DATA EXTRACT:

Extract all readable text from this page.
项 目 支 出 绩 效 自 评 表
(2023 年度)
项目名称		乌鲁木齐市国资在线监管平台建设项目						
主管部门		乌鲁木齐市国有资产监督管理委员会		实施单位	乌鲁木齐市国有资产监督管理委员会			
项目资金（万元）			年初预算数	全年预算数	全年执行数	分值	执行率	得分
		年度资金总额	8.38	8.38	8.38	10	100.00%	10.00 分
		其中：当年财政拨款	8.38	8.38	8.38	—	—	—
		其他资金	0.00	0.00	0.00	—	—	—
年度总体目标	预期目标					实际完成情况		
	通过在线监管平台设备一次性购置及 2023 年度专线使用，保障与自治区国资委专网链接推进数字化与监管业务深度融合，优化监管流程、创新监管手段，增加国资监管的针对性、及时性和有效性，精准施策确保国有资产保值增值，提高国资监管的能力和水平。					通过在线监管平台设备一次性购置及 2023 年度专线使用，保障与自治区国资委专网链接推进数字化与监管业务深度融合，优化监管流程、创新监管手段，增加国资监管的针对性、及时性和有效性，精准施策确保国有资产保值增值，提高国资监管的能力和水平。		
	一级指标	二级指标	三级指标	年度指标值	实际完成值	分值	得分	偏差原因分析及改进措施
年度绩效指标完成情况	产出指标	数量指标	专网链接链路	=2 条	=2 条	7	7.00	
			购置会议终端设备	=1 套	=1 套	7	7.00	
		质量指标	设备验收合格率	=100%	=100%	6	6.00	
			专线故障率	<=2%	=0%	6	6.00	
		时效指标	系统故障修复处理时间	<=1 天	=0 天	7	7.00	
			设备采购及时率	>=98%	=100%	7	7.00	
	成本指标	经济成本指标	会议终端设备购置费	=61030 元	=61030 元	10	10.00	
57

TASK DIRECTIONS:
All of the entries above must be quoted exactly.

CORRECT OUTPUT:
Extract all readable text from this page.
项 目 支 出 绩 效 自 评 表
(2023 年度)
项目名称		乌鲁木齐市国资在线监管平台建设项目						
主管部门		乌鲁木齐市国有资产监督管理委员会		实施单位	乌鲁木齐市国有资产监督管理委员会			
项目资金（万元）			年初预算数	全年预算数	全年执行数	分值	执行率	得分
		年度资金总额	8.38	8.38	8.38	10	100.00%	10.00 分
		其中：当年财政拨款	8.38	8.38	8.38	—	—	—
		其他资金	0.00	0.00	0.00	—	—	—
年度总体目标	预期目标					实际完成情况		
	通过在线监管平台设备一次性购置及 2023 年度专线使用，保障与自治区国资委专网链接推进数字化与监管业务深度融合，优化监管流程、创新监管手段，增加国资监管的针对性、及时性和有效性，精准施策确保国有资产保值增值，提高国资监管的能力和水平。					通过在线监管平台设备一次性购置及 2023 年度专线使用，保障与自治区国资委专网链接推进数字化与监管业务深度融合，优化监管流程、创新监管手段，增加国资监管的针对性、及时性和有效性，精准施策确保国有资产保值增值，提高国资监管的能力和水平。		
	一级指标	二级指标	三级指标	年度指标值	实际完成值	分值	得分	偏差原因分析及改进措施
年度绩效指标完成情况	产出指标	数量指标	专网链接链路	=2 条	=2 条	7	7.00	
			购置会议终端设备	=1 套	=1 套	7	7.00	
		质量指标	设备验收合格率	=100%	=100%	6	6.00	
			专线故障率	<=2%	=0%	6	6.00	
		时效指标	系统故障修复处理时间	<=1 天	=0 天	7	7.00	
			设备采购及时率	>=98%	=100%	7	7.00	
	成本指标	经济成本指标	会议终端设备购置费	=61030 元	=61030 元	10	10.00	
57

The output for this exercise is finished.